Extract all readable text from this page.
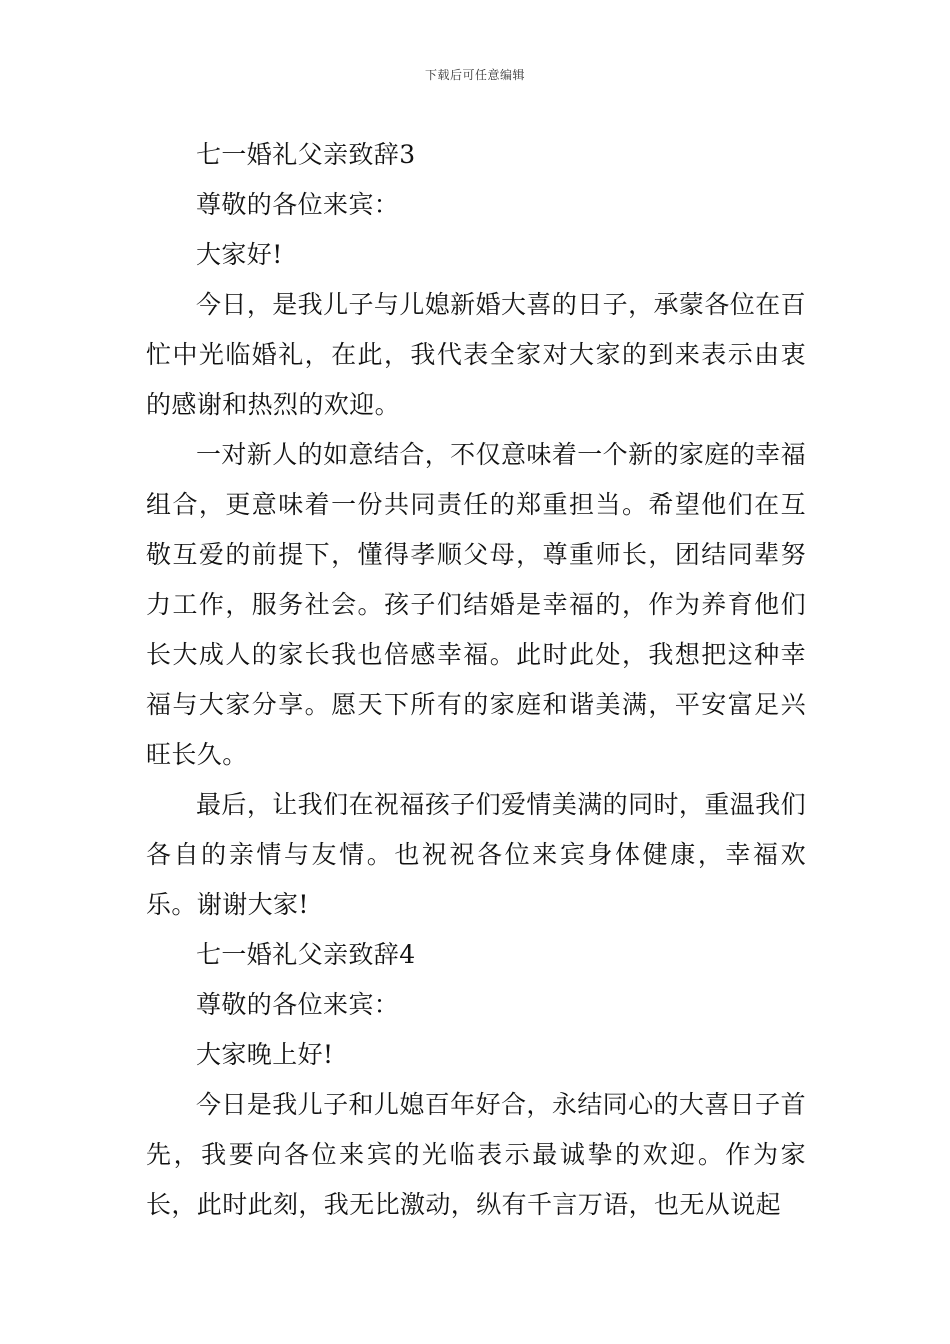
下载后可任意编辑

七一婚礼父亲致辞3

尊敬的各位来宾：

大家好!

今日，是我儿子与儿媳新婚大喜的日子，承蒙各位在百忙中光临婚礼，在此，我代表全家对大家的到来表示由衷的感谢和热烈的欢迎。

一对新人的如意结合，不仅意味着一个新的家庭的幸福组合，更意味着一份共同责任的郑重担当。希望他们在互敬互爱的前提下，懂得孝顺父母，尊重师长，团结同辈努力工作，服务社会。孩子们结婚是幸福的，作为养育他们长大成人的家长我也倍感幸福。此时此处，我想把这种幸福与大家分享。愿天下所有的家庭和谐美满，平安富足兴旺长久。

最后，让我们在祝福孩子们爱情美满的同时，重温我们各自的亲情与友情。也祝祝各位来宾身体健康，幸福欢乐。谢谢大家!

七一婚礼父亲致辞4

尊敬的各位来宾：

大家晚上好!

今日是我儿子和儿媳百年好合，永结同心的大喜日子首先，我要向各位来宾的光临表示最诚挚的欢迎。作为家长，此时此刻，我无比激动，纵有千言万语，也无从说起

- _The exercise_: Output every entry word for word, but omit the pictures.

- _Final result_:
Extract all readable text from this page.
下载后可任意编辑

七一婚礼父亲致辞3

尊敬的各位来宾：

大家好!

今日，是我儿子与儿媳新婚大喜的日子，承蒙各位在百忙中光临婚礼，在此，我代表全家对大家的到来表示由衷的感谢和热烈的欢迎。

一对新人的如意结合，不仅意味着一个新的家庭的幸福组合，更意味着一份共同责任的郑重担当。希望他们在互敬互爱的前提下，懂得孝顺父母，尊重师长，团结同辈努力工作，服务社会。孩子们结婚是幸福的，作为养育他们长大成人的家长我也倍感幸福。此时此处，我想把这种幸福与大家分享。愿天下所有的家庭和谐美满，平安富足兴旺长久。

最后，让我们在祝福孩子们爱情美满的同时，重温我们各自的亲情与友情。也祝祝各位来宾身体健康，幸福欢乐。谢谢大家!

七一婚礼父亲致辞4

尊敬的各位来宾：

大家晚上好!

今日是我儿子和儿媳百年好合，永结同心的大喜日子首先，我要向各位来宾的光临表示最诚挚的欢迎。作为家长，此时此刻，我无比激动，纵有千言万语，也无从说起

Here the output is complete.